▶ [Records for this exercise]

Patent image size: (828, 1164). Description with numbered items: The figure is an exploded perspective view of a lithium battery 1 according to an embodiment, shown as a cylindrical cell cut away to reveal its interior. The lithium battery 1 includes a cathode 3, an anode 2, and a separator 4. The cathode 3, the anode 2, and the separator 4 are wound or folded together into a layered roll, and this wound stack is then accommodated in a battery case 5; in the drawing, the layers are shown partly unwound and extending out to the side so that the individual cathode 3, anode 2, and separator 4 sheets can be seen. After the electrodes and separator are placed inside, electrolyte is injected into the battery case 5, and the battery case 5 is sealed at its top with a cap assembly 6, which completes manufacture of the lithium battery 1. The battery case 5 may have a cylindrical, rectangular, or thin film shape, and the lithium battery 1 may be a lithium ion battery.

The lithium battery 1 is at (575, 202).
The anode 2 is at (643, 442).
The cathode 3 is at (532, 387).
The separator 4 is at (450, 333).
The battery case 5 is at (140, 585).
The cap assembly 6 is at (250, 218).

▶ [What is expected] Copy every line of the records above word for word, changing nothing.

▶ [Full solution]
Patent image size: (828, 1164). Description with numbered items: The figure is an exploded perspective view of a lithium battery 1 according to an embodiment, shown as a cylindrical cell cut away to reveal its interior. The lithium battery 1 includes a cathode 3, an anode 2, and a separator 4. The cathode 3, the anode 2, and the separator 4 are wound or folded together into a layered roll, and this wound stack is then accommodated in a battery case 5; in the drawing, the layers are shown partly unwound and extending out to the side so that the individual cathode 3, anode 2, and separator 4 sheets can be seen. After the electrodes and separator are placed inside, electrolyte is injected into the battery case 5, and the battery case 5 is sealed at its top with a cap assembly 6, which completes manufacture of the lithium battery 1. The battery case 5 may have a cylindrical, rectangular, or thin film shape, and the lithium battery 1 may be a lithium ion battery.

The lithium battery 1 is at (575, 202).
The anode 2 is at (643, 442).
The cathode 3 is at (532, 387).
The separator 4 is at (450, 333).
The battery case 5 is at (140, 585).
The cap assembly 6 is at (250, 218).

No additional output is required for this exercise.